Show all lines holding the string "piuttosto".
=-=-=-=-=
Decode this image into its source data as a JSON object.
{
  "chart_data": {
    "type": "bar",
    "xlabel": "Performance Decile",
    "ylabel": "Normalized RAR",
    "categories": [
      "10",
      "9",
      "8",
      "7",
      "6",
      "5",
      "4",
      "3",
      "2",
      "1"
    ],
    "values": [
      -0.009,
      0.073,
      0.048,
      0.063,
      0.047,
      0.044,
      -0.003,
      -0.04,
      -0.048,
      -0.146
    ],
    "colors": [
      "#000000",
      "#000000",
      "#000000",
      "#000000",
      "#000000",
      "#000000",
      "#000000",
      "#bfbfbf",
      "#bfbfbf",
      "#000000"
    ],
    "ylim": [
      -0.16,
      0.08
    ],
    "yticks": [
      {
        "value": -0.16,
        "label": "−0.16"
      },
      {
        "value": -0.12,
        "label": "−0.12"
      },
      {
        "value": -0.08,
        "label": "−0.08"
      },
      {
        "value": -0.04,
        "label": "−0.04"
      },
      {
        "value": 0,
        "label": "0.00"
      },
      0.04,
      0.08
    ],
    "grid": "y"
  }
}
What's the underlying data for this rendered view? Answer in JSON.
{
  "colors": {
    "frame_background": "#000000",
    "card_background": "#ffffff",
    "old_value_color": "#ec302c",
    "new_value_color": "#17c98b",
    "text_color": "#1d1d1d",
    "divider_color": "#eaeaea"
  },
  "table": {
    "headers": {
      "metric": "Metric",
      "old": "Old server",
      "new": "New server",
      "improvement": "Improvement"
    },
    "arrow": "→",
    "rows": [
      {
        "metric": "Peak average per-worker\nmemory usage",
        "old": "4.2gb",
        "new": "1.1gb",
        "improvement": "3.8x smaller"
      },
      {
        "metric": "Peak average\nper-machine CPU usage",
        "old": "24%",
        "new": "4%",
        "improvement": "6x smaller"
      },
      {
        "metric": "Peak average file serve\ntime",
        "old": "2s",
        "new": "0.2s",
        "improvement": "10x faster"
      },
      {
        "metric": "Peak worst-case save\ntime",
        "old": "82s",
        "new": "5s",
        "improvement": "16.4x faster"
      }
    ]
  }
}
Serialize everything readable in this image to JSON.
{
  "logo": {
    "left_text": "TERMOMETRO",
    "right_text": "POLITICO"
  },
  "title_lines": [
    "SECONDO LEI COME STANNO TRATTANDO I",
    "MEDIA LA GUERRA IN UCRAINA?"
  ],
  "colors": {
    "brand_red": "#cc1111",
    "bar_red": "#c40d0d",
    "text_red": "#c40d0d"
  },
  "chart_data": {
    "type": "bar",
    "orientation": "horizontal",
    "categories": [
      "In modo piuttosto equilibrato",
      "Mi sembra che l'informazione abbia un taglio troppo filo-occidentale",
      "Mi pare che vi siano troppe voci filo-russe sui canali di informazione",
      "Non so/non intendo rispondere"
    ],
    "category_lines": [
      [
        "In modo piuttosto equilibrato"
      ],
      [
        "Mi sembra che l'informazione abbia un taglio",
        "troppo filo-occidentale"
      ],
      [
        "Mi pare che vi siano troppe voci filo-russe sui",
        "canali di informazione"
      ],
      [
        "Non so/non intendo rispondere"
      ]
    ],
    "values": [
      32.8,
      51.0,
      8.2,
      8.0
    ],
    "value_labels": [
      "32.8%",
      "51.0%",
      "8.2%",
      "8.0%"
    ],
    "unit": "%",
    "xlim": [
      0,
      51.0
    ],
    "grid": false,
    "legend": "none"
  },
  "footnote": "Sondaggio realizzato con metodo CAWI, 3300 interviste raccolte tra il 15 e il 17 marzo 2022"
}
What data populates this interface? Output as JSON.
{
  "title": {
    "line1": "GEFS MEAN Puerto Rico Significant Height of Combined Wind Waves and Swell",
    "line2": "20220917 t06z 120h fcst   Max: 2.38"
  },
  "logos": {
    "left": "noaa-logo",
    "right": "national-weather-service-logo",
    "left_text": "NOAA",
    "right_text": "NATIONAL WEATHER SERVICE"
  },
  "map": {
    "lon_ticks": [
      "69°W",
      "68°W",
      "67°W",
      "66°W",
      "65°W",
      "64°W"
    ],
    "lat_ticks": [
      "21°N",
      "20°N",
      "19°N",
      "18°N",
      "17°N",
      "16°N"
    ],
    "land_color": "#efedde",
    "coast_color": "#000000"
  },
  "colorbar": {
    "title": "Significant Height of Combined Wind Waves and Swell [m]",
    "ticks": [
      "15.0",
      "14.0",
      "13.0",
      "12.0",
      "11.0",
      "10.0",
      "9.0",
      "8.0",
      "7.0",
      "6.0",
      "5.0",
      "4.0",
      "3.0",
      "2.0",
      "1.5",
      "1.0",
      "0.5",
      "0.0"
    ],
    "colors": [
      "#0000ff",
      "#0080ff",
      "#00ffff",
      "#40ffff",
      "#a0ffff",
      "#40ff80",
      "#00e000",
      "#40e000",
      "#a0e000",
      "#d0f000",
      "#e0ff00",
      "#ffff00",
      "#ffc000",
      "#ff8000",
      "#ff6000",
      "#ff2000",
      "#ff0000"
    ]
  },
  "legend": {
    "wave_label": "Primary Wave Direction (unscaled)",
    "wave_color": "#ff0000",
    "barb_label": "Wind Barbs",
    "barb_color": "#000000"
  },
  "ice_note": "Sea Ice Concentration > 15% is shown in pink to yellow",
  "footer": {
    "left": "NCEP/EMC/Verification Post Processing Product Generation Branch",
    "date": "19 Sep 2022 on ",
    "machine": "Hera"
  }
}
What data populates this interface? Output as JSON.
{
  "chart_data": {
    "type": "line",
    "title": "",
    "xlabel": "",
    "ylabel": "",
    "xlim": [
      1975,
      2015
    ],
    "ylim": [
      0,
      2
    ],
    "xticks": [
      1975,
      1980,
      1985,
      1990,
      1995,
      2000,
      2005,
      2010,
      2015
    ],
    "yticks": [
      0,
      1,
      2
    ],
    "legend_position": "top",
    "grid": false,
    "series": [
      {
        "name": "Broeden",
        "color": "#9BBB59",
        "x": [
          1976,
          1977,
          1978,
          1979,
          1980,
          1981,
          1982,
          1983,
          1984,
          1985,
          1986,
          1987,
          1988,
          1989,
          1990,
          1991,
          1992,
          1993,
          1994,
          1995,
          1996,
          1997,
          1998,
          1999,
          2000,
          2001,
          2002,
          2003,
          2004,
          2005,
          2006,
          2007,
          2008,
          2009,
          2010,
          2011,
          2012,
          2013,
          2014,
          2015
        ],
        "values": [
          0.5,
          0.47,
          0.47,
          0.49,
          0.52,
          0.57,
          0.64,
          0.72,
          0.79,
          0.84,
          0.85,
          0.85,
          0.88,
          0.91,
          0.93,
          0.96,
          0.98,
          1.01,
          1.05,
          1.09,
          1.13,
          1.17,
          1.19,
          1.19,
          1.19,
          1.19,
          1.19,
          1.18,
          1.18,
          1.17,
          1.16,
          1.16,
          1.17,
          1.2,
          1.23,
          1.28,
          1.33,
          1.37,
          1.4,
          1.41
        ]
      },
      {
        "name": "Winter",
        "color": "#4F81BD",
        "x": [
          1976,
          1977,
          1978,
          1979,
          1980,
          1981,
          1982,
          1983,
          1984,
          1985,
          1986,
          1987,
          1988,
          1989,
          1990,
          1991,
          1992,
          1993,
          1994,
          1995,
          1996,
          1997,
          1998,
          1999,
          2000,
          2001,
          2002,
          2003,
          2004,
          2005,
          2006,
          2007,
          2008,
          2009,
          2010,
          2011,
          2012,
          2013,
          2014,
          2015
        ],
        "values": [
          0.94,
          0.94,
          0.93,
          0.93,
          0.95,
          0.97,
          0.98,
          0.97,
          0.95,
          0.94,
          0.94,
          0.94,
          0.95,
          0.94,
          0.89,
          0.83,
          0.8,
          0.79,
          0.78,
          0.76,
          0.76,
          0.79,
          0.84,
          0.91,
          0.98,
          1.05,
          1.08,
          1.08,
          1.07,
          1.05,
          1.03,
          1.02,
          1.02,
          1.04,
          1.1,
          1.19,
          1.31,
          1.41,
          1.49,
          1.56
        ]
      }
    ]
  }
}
=-=-=-=-=
FINISHED EXERCISE:
      "In modo piuttosto equilibrato",
        "In modo piuttosto equilibrato"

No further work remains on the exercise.